SUPPLIED ENTRIES:
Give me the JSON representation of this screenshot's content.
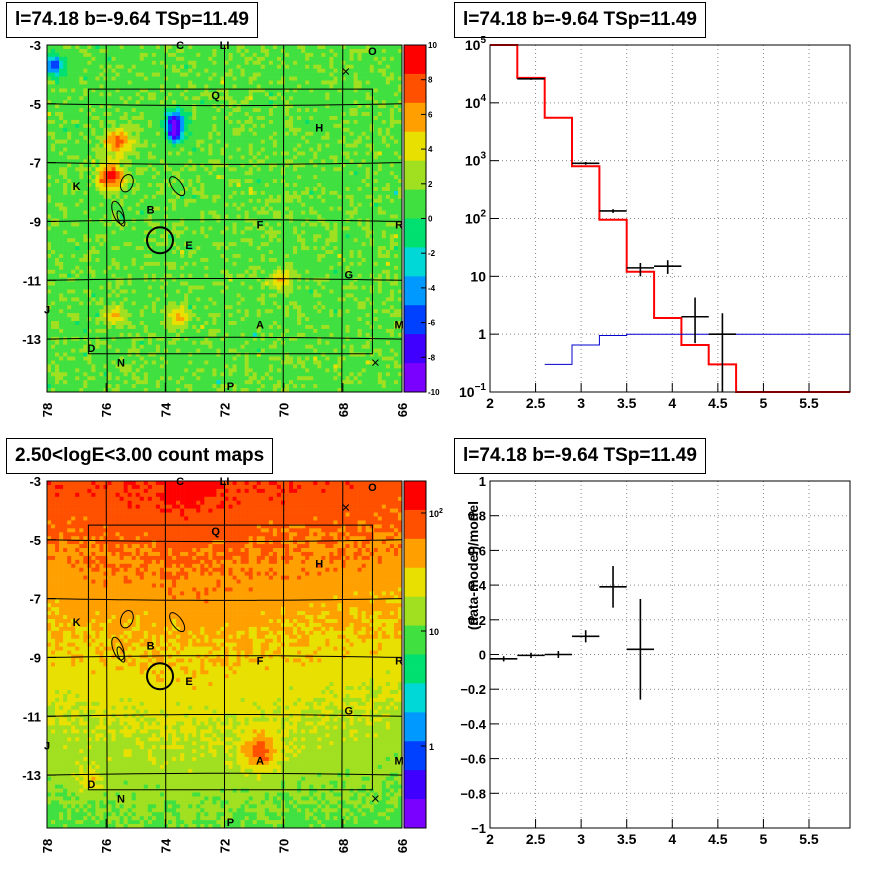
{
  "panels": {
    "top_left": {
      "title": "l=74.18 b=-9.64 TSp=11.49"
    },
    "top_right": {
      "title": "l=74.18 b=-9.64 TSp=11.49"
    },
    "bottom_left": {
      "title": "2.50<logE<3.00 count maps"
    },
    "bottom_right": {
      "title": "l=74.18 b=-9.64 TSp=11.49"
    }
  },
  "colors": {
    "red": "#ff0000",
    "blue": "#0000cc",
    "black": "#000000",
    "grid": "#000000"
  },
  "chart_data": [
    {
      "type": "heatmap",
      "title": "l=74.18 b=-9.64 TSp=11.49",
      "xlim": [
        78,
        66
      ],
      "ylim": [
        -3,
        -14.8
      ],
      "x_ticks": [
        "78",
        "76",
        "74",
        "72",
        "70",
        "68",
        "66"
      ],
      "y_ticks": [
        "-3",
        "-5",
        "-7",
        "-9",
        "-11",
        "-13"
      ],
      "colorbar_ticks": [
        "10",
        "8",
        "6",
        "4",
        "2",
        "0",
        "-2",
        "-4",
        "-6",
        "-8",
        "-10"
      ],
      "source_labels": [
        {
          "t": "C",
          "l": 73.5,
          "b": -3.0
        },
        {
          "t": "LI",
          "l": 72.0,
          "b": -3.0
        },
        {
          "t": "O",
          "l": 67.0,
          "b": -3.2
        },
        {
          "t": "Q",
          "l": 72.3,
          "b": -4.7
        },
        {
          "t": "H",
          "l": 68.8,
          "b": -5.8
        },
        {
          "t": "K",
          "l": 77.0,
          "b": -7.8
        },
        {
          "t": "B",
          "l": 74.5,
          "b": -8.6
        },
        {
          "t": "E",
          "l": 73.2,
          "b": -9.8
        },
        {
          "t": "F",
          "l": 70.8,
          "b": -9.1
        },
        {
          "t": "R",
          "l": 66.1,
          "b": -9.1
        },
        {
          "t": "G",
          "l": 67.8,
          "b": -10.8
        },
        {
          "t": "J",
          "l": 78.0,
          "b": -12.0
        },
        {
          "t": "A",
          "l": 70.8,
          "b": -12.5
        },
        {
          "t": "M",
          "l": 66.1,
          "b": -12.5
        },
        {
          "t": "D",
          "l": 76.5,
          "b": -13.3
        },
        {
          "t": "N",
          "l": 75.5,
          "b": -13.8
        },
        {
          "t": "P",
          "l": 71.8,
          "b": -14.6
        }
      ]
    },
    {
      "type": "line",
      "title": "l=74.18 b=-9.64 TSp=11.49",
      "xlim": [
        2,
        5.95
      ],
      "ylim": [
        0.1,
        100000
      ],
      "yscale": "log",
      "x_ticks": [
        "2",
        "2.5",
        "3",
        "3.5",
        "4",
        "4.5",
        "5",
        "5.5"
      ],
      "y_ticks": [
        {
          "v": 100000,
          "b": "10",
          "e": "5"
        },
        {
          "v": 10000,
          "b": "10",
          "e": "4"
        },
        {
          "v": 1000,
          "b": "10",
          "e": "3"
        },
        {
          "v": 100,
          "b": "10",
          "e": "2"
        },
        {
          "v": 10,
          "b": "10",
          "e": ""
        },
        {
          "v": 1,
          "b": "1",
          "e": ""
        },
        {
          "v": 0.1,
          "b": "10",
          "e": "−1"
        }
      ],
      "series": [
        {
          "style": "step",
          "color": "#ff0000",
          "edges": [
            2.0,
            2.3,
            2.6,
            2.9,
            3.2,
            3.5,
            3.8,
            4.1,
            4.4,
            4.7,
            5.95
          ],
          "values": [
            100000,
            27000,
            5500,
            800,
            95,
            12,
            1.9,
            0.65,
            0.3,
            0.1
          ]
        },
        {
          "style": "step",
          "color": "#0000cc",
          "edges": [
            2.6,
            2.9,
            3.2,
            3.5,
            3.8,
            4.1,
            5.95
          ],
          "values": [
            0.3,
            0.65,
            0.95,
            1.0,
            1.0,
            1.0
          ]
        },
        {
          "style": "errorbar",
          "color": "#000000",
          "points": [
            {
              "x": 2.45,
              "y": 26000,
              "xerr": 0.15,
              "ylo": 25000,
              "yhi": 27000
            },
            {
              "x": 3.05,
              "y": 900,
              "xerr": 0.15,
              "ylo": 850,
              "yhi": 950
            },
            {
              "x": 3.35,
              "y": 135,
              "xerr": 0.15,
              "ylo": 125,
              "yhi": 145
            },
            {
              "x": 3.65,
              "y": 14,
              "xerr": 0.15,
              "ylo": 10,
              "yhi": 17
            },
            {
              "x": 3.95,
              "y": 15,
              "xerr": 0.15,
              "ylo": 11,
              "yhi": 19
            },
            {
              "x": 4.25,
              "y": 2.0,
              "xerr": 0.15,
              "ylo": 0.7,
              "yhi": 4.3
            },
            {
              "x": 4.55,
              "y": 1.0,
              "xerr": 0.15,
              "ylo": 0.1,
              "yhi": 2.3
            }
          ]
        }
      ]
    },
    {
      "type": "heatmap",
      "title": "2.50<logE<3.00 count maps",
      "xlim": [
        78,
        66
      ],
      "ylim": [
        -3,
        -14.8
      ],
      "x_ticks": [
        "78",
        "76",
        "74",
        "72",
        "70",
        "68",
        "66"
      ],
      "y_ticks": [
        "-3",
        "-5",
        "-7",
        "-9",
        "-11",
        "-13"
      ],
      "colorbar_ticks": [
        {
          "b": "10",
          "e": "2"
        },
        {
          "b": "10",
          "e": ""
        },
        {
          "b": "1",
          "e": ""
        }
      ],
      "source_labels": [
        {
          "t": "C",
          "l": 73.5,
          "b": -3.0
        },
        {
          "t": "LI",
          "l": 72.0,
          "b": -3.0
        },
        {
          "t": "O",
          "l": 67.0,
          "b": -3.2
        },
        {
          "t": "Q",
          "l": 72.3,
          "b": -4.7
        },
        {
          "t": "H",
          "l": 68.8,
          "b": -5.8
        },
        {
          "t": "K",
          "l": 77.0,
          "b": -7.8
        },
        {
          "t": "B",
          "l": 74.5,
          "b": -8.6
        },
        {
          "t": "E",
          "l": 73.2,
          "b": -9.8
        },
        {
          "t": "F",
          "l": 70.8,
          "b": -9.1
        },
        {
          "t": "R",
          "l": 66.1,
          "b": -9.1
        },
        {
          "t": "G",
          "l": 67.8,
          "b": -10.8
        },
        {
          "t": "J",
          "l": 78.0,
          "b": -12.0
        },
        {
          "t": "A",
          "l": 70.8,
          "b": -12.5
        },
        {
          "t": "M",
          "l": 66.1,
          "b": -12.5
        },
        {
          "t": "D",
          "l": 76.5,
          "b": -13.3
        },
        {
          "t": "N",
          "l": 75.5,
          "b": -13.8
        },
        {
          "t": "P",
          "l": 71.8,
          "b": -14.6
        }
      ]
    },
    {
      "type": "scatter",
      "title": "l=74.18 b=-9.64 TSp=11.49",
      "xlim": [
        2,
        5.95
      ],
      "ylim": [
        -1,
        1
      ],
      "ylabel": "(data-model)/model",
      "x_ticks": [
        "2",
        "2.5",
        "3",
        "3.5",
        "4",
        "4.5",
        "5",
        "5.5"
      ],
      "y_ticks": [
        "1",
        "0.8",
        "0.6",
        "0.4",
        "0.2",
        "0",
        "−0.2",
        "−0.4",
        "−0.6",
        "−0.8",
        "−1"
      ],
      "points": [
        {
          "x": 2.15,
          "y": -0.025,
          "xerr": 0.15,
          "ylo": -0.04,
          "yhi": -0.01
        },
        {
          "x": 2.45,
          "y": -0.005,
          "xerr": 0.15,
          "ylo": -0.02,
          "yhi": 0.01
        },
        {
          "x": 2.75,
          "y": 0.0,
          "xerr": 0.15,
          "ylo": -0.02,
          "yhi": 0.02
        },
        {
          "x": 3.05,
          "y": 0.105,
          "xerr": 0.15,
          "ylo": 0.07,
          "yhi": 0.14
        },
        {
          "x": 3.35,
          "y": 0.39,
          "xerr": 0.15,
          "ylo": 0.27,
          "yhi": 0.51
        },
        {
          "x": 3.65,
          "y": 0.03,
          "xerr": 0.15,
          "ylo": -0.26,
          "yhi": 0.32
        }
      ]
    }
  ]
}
==
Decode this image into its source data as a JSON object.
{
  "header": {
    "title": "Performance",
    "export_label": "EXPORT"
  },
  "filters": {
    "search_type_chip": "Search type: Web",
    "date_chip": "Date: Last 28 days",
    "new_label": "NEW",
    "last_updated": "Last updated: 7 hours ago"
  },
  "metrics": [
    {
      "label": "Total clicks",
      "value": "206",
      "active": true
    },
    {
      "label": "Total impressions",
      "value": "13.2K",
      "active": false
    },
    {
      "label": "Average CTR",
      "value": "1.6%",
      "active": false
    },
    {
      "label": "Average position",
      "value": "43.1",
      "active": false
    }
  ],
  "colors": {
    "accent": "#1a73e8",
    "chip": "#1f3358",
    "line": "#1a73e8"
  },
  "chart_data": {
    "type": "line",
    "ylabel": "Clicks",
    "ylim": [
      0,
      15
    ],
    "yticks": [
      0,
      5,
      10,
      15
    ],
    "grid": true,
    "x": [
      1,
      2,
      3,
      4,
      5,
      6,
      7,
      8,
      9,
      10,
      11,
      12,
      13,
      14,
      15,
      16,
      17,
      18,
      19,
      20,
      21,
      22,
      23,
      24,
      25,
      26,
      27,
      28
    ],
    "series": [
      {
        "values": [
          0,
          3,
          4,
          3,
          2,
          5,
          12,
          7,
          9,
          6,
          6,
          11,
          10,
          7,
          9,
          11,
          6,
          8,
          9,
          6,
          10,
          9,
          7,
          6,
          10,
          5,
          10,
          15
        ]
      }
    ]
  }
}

WHAT IS REQUIRED:
Take every line from the data that contains the word "maps".

SOLUTION FOR THIS PROBLEM:
      "title": "2.50<logE<3.00 count maps"
      "title": "2.50<logE<3.00 count maps",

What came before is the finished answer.